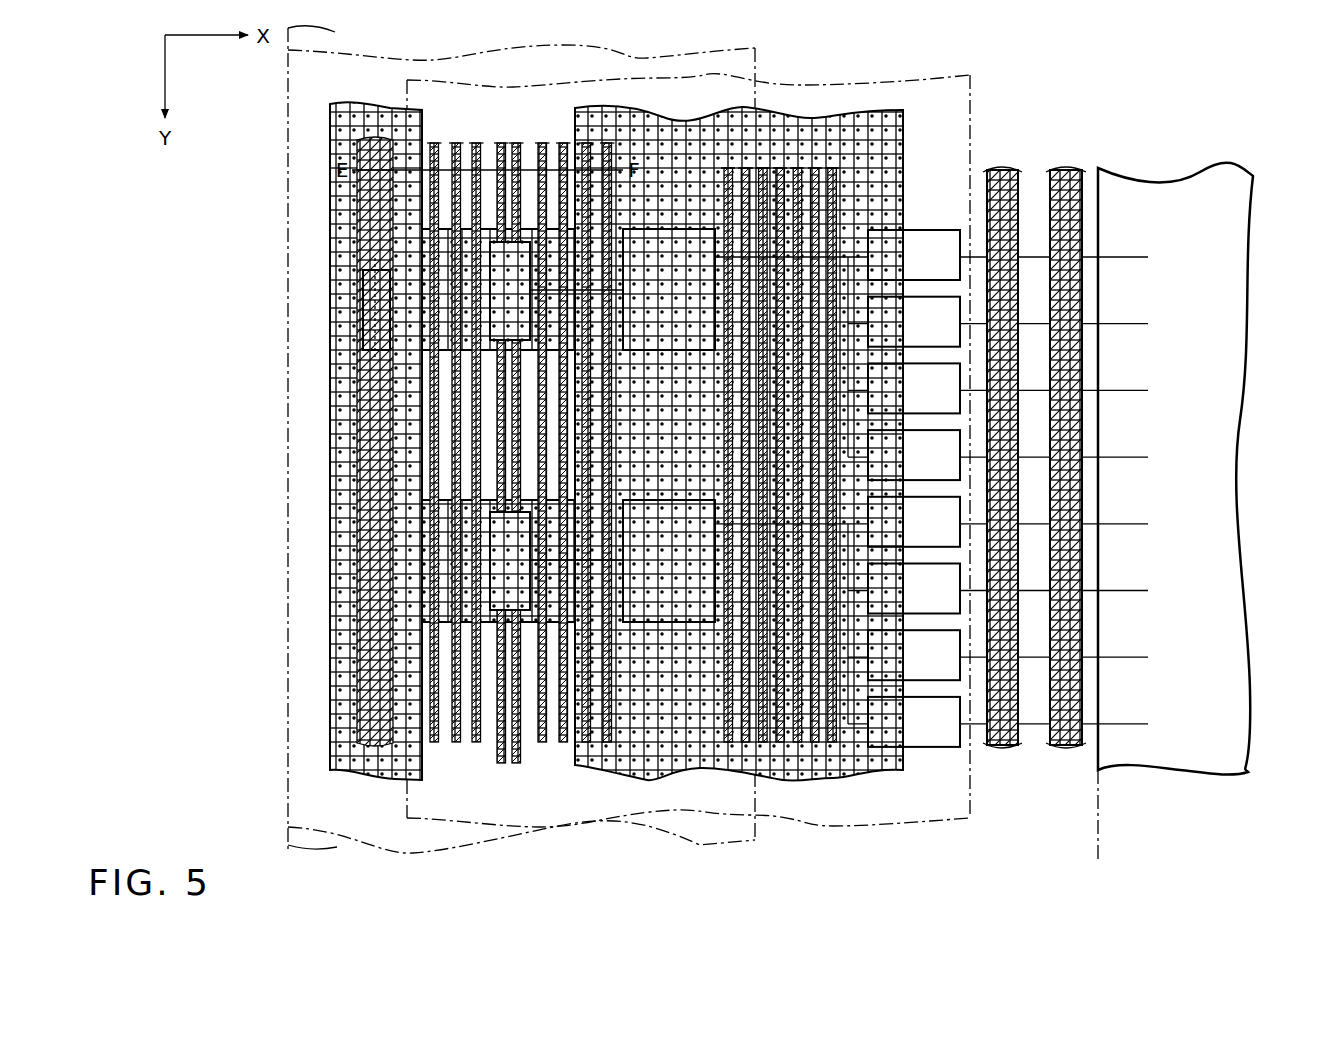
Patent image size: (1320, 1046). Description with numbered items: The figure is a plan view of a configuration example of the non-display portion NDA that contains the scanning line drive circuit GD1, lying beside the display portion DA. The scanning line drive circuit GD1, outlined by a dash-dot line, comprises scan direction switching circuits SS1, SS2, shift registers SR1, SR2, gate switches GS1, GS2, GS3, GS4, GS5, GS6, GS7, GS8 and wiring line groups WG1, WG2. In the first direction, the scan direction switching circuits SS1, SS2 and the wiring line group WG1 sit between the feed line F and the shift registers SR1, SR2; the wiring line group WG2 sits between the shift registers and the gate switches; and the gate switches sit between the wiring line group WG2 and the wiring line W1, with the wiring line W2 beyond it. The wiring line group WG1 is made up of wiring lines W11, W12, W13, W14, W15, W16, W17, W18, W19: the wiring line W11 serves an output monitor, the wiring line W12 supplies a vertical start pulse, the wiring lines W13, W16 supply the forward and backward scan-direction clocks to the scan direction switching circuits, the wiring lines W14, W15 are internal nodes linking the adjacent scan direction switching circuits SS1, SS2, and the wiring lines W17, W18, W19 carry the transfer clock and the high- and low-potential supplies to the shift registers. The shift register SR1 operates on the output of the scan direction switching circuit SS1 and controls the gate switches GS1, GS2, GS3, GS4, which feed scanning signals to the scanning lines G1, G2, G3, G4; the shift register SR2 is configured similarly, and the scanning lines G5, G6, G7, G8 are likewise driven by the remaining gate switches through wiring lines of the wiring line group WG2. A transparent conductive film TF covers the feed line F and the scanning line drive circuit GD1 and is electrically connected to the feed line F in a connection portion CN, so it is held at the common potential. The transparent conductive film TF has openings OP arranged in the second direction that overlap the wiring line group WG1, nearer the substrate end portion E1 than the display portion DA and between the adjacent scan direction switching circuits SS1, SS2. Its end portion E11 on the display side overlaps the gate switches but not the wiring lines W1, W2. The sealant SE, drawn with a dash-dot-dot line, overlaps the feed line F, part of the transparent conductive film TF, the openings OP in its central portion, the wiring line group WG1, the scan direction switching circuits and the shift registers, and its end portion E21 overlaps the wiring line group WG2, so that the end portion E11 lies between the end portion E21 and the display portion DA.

The sealant SE is at (670, 57).
The end portion of the sealant E21 is at (760, 86).
The substrate end portion E1 is at (288, 117).
The end portion of the transparent conductive film E11 is at (907, 157).
The transparent conductive film TF is at (330, 660).
The feed line F is at (357, 697).
The connection portion CN is at (360, 313).
The openings OP is at (413, 226).
The wiring line W11 is at (430, 400).
The wiring line W12 is at (450, 420).
The wiring line W13 is at (472, 440).
The wiring line W14 is at (495, 458).
The wiring line W15 is at (512, 478).
The wiring line W16 is at (547, 400).
The wiring line W17 is at (568, 422).
The wiring line W18 is at (591, 446).
The wiring line W19 is at (612, 468).
The scan direction switching circuit SS1 is at (556, 291).
The scan direction switching circuit SS2 is at (556, 561).
The shift register SR1 is at (669, 289).
The shift register SR2 is at (669, 561).
The wiring line group WG1 is at (423, 765).
The wiring line group WG2 is at (718, 745).
The scanning line drive circuit GD1 is at (938, 822).
The gate switch GS1 is at (914, 255).
The gate switch GS2 is at (914, 322).
The gate switch GS3 is at (914, 388).
The gate switch GS4 is at (914, 455).
The gate switch GS5 is at (914, 522).
The gate switch GS6 is at (914, 589).
The gate switch GS7 is at (914, 655).
The gate switch GS8 is at (914, 722).
The scanning line G1 is at (1128, 257).
The scanning line G2 is at (1128, 324).
The scanning line G3 is at (1128, 390).
The scanning line G4 is at (1128, 457).
The scanning line G5 is at (1128, 524).
The scanning line G6 is at (1128, 590).
The scanning line G7 is at (1128, 657).
The scanning line G8 is at (1128, 724).
The wiring line W1 is at (1000, 748).
The wiring line W2 is at (1063, 748).
The display portion DA is at (1224, 425).
The non-display portion NDA is at (1098, 860).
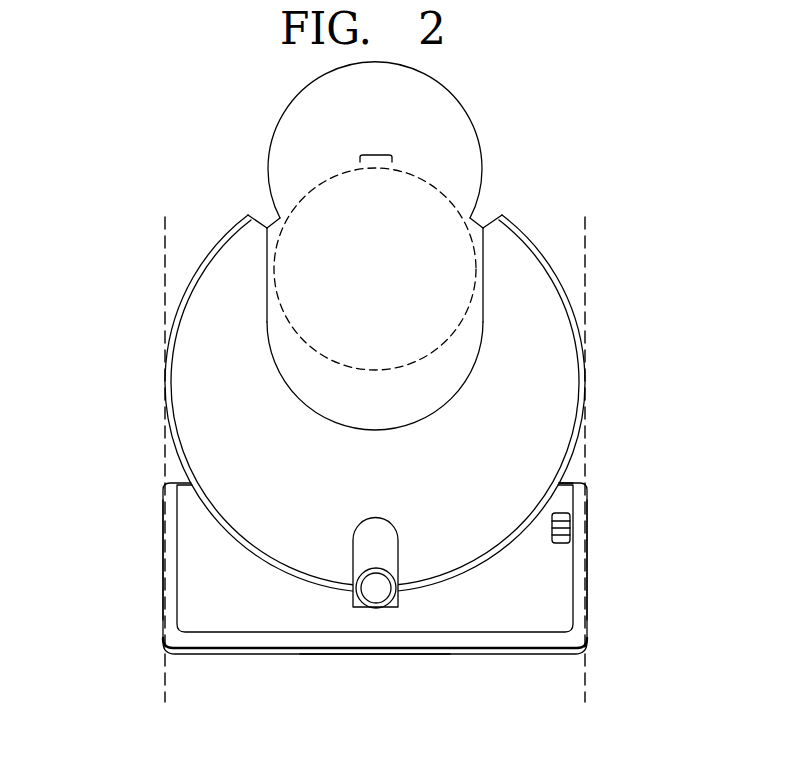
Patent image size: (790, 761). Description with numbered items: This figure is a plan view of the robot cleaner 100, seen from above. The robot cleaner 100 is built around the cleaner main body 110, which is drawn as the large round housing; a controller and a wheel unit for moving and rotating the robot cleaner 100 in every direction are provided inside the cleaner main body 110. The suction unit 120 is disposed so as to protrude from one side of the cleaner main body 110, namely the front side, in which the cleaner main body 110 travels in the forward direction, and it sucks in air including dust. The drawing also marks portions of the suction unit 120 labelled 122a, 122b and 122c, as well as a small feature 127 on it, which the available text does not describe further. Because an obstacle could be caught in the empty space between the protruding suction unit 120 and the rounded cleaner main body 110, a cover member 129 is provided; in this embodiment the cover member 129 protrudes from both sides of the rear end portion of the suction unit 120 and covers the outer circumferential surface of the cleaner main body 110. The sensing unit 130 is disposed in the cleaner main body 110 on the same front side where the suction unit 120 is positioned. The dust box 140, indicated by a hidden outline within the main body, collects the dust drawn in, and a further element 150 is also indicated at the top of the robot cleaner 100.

The robot cleaner 100 is at (184, 143).
The cleaner main body 110 is at (553, 378).
The suction unit 120 is at (533, 593).
The base bottom portion 122a is at (482, 657).
The base right side portion 122b is at (587, 555).
The base left side portion 122c is at (162, 555).
The switch 127 is at (565, 520).
The cover member 129 is at (567, 477).
The sensing unit 130 is at (365, 552).
The dust box 140 is at (440, 190).
The head 150 is at (322, 172).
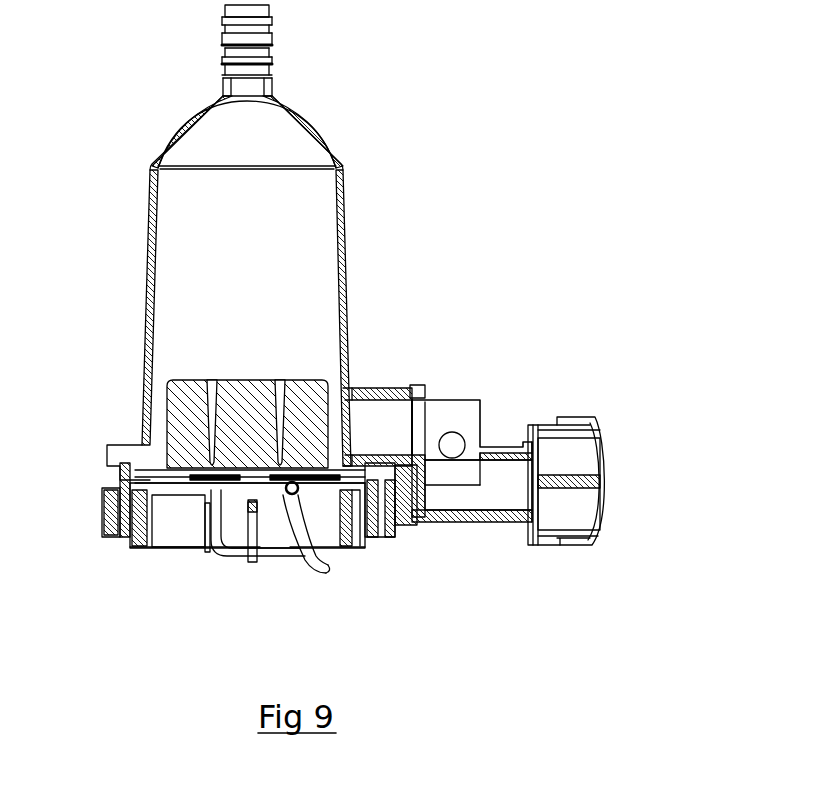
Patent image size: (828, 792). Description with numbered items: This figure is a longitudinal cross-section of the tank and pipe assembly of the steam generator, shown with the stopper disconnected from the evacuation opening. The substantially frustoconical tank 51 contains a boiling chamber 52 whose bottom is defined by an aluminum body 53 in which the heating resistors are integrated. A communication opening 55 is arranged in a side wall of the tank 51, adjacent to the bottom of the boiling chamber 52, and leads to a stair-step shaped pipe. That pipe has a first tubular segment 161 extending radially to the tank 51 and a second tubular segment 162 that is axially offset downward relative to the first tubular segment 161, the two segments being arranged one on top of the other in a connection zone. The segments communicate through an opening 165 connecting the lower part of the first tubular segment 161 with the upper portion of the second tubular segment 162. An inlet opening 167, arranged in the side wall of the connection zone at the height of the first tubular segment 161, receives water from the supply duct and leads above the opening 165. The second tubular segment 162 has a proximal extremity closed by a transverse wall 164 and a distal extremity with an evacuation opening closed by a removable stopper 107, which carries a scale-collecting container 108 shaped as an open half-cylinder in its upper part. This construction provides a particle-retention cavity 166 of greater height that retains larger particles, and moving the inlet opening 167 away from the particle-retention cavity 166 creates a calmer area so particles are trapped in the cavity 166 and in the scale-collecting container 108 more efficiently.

The tank 51 is at (145, 313).
The boiling chamber 52 is at (247, 228).
The aluminum body 53 is at (182, 440).
The communication opening 55 is at (351, 400).
The removable stopper 107 is at (603, 520).
The scale-collecting container 108 is at (497, 510).
The first tubular segment 161 is at (425, 395).
The second tubular segment 162 is at (468, 525).
The transverse wall 164 is at (413, 517).
The opening 165 is at (473, 457).
The particle-retention cavity 166 is at (445, 500).
The inlet opening 167 is at (450, 432).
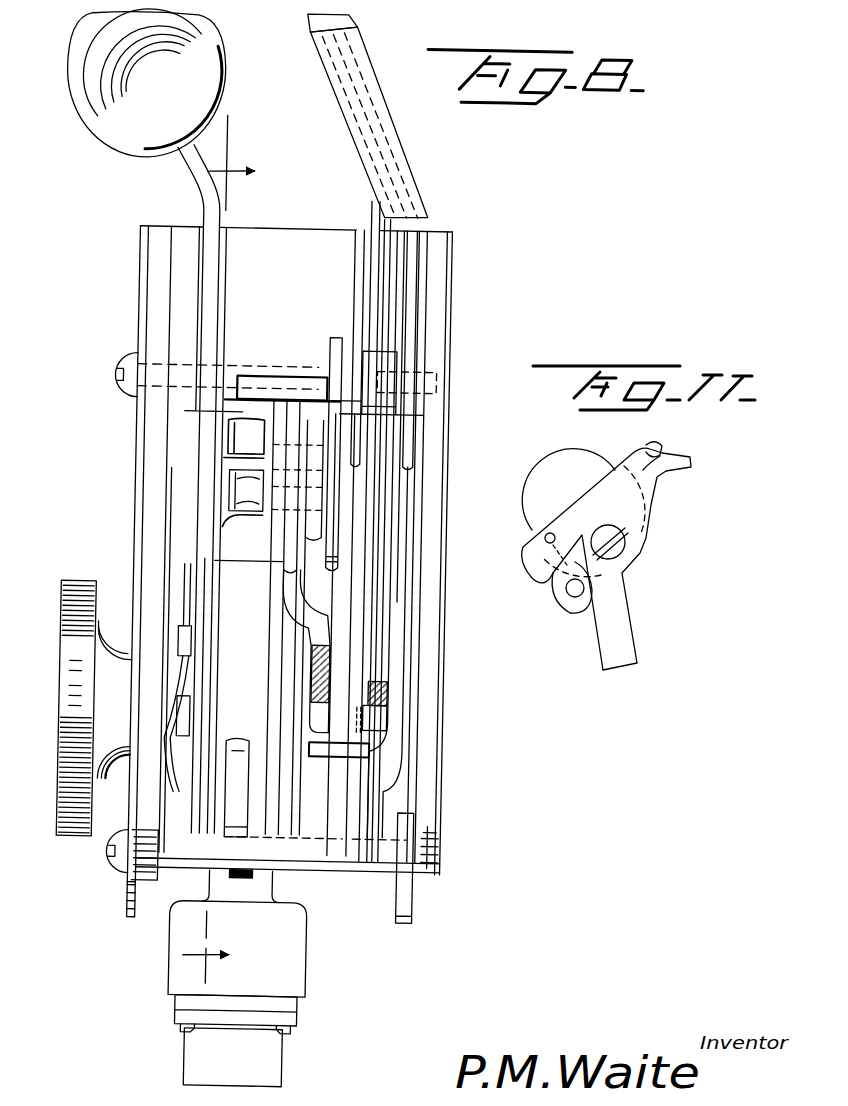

__Stated exercise__
Quote the lines of the listing word for word, starting at the line that contains "Patent image size: (828, 792)." and ending at the line that contains "The aluminum body 53 is at (182, 440).".

__In response__
Patent image size: (828, 792). Description with numbered items: This figure is a longitudinal cross-section of the tank and pipe assembly of the steam generator, shown with the stopper disconnected from the evacuation opening. The substantially frustoconical tank 51 contains a boiling chamber 52 whose bottom is defined by an aluminum body 53 in which the heating resistors are integrated. A communication opening 55 is arranged in a side wall of the tank 51, adjacent to the bottom of the boiling chamber 52, and leads to a stair-step shaped pipe. That pipe has a first tubular segment 161 extending radially to the tank 51 and a second tubular segment 162 that is axially offset downward relative to the first tubular segment 161, the two segments being arranged one on top of the other in a connection zone. The segments communicate through an opening 165 connecting the lower part of the first tubular segment 161 with the upper portion of the second tubular segment 162. An inlet opening 167, arranged in the side wall of the connection zone at the height of the first tubular segment 161, receives water from the supply duct and leads above the opening 165. The second tubular segment 162 has a proximal extremity closed by a transverse wall 164 and a distal extremity with an evacuation opening closed by a removable stopper 107, which carries a scale-collecting container 108 shaped as an open half-cylinder in its upper part. This construction provides a particle-retention cavity 166 of greater height that retains larger particles, and moving the inlet opening 167 away from the particle-retention cavity 166 creates a calmer area so particles are trapped in the cavity 166 and in the scale-collecting container 108 more efficiently.

The tank 51 is at (145, 313).
The boiling chamber 52 is at (247, 228).
The aluminum body 53 is at (182, 440).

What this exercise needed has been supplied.